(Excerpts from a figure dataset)
++++++
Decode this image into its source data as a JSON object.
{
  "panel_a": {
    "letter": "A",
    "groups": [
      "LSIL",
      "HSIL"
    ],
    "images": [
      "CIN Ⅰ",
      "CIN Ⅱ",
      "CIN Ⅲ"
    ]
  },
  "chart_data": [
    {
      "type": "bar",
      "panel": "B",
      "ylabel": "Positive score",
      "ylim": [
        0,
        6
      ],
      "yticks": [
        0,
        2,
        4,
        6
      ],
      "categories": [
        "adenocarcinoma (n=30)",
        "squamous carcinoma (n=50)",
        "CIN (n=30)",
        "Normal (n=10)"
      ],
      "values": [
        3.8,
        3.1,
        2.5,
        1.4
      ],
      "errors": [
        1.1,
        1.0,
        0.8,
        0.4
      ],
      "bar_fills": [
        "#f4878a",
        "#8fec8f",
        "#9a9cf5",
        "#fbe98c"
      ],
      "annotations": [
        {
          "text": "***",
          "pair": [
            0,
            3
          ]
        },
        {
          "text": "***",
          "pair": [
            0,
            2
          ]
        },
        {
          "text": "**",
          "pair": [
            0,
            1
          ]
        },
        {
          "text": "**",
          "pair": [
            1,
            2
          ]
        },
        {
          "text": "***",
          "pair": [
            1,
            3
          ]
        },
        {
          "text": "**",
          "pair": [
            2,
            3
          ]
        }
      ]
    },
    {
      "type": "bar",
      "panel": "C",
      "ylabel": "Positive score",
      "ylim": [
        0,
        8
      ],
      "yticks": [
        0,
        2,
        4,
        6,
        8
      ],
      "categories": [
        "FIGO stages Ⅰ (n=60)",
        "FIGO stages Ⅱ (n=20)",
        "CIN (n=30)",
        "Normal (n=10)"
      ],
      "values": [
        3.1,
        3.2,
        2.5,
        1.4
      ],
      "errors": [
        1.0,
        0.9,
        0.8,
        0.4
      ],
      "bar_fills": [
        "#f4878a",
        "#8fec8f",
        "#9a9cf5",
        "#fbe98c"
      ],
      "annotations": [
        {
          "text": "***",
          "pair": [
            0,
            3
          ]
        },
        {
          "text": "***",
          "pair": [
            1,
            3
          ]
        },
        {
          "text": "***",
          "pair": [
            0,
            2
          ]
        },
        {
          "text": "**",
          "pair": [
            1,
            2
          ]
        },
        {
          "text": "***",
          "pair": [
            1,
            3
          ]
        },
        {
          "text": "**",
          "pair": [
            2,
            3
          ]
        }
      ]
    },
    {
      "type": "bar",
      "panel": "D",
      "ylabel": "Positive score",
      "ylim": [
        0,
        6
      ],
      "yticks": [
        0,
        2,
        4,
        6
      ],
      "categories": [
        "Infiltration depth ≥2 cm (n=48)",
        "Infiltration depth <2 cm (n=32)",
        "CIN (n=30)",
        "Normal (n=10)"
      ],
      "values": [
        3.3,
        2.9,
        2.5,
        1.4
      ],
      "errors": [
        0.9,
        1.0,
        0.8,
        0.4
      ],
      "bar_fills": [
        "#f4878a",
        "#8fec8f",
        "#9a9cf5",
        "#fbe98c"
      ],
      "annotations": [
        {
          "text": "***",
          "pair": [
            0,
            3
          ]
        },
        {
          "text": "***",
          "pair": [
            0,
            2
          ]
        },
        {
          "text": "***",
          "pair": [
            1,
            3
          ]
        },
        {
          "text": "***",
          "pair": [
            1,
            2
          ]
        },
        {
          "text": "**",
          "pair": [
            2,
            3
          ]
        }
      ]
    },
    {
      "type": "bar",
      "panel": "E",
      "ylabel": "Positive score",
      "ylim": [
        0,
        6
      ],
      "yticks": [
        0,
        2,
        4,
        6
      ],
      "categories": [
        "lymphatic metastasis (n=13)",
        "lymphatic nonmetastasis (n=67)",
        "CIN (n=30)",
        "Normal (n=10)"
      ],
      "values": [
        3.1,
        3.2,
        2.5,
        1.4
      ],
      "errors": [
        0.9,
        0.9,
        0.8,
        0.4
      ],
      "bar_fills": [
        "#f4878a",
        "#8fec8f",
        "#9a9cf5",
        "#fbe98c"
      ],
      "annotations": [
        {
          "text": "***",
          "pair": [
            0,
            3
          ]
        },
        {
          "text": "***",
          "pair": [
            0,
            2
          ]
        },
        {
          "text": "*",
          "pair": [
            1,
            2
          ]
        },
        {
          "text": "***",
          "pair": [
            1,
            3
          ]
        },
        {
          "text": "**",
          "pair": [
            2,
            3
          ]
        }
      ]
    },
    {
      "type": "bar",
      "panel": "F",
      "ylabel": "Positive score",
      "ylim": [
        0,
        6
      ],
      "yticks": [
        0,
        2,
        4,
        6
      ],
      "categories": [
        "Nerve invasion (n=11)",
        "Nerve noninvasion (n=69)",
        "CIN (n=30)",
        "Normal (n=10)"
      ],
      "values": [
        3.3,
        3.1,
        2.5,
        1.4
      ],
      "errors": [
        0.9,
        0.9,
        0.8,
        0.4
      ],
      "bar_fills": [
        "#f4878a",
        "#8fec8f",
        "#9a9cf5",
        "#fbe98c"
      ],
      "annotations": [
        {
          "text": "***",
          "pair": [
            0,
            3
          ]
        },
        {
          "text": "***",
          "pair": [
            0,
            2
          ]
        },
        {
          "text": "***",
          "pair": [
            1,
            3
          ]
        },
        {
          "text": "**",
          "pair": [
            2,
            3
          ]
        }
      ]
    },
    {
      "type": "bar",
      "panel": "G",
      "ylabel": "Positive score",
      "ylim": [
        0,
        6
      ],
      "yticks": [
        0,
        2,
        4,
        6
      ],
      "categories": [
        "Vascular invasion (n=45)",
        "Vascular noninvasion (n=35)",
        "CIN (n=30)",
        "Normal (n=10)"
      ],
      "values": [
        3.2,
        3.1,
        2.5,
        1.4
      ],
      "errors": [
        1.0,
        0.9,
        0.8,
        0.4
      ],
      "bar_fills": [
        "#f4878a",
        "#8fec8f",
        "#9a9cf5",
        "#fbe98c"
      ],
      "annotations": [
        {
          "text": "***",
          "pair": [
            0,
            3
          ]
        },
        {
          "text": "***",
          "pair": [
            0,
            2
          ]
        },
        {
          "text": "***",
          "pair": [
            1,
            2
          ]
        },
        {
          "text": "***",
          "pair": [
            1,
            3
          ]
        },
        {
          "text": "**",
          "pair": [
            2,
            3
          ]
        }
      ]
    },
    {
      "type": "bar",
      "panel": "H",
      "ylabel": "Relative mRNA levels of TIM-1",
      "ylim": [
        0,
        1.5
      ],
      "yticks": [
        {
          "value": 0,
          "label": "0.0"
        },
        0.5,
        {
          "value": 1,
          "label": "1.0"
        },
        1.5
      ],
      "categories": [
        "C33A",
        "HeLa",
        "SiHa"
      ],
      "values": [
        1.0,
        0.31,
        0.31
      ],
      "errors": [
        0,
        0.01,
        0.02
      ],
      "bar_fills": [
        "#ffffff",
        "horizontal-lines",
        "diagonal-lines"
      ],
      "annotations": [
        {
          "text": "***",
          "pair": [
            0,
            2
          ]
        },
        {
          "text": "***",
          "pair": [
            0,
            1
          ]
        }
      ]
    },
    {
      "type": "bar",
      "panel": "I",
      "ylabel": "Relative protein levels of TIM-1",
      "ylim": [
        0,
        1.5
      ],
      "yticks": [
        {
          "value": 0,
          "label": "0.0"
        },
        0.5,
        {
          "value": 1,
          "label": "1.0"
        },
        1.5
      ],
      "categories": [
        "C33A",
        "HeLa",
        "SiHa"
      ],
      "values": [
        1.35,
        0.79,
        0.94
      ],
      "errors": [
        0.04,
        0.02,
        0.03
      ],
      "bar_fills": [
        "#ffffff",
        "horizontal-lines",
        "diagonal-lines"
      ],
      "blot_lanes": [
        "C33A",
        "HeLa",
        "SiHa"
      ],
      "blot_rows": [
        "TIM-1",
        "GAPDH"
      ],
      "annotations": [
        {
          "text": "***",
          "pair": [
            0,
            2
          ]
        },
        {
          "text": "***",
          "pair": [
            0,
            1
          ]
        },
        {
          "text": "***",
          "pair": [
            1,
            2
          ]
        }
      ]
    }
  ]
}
++++++
▸ YOUR ASSIGNMENT
All lines above that include the word "Infiltration" should be located and copied.

▸ WRITTEN ANSWER
        "Infiltration depth ≥2 cm (n=48)",
        "Infiltration depth <2 cm (n=32)",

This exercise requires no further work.